[BEGIN Given information]

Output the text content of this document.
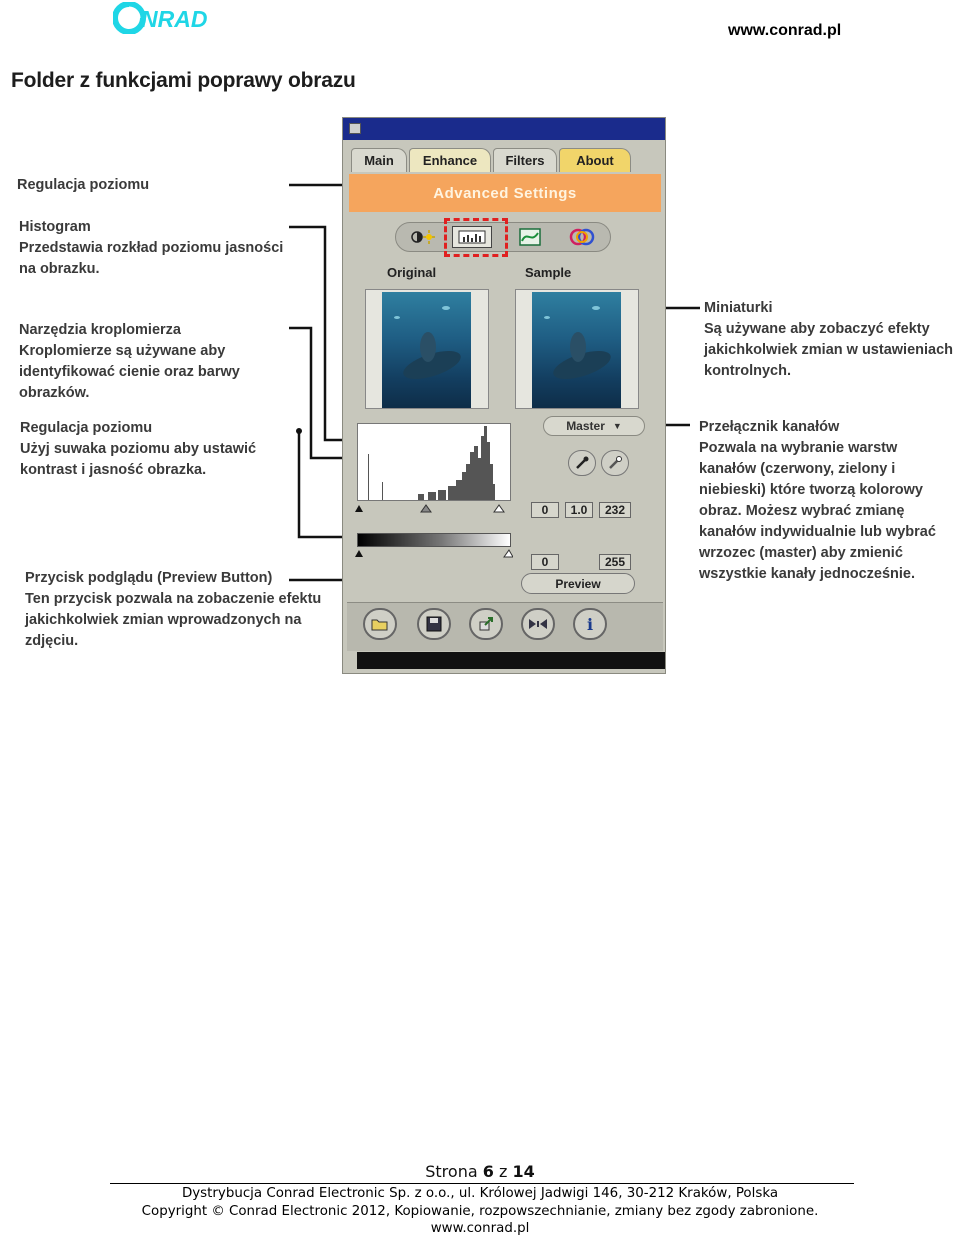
NRAD	www.conrad.pl
Folder z funkcjami poprawy obrazu
Regulacja poziomu
Histogram
Przedstawia rozkład poziomu jasności na obrazku.
Narzędzia kroplomierza
Kroplomierze są używane aby identyfikować cienie oraz barwy obrazków.
Regulacja poziomu
Użyj suwaka poziomu aby ustawić kontrast i jasność obrazka.
Przycisk podglądu (Preview Button)
Ten przycisk pozwala na zobaczenie efektu jakichkolwiek zmian wprowadzonych na zdjęciu.
Miniaturki
Są używane aby zobaczyć efekty jakichkolwiek zmian w ustawieniach kontrolnych.
Przełącznik kanałów
Pozwala na wybranie warstw kanałów (czerwony, zielony i niebieski) które tworzą kolorowy obraz. Możesz wybrać zmianę kanałów indywidualnie lub wybrać wrzozec (master) aby zmienić wszystkie kanały jednocześnie.
Main	Enhance	Filters	About
Advanced Settings
Original	Sample
Master ▼
0	1.0	232
0	255
Preview
i
Strona 6 z 14
Dystrybucja Conrad Electronic Sp. z o.o., ul. Królowej Jadwigi 146, 30-212 Kraków, Polska
Copyright © Conrad Electronic 2012, Kopiowanie, rozpowszechnianie, zmiany bez zgody zabronione.
www.conrad.pl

[END Given information]

_Stated task_
Filter out all lines lacking the word "Preview" and copy the rest.

_Exercise response_
Przycisk podglądu (Preview Button)
Preview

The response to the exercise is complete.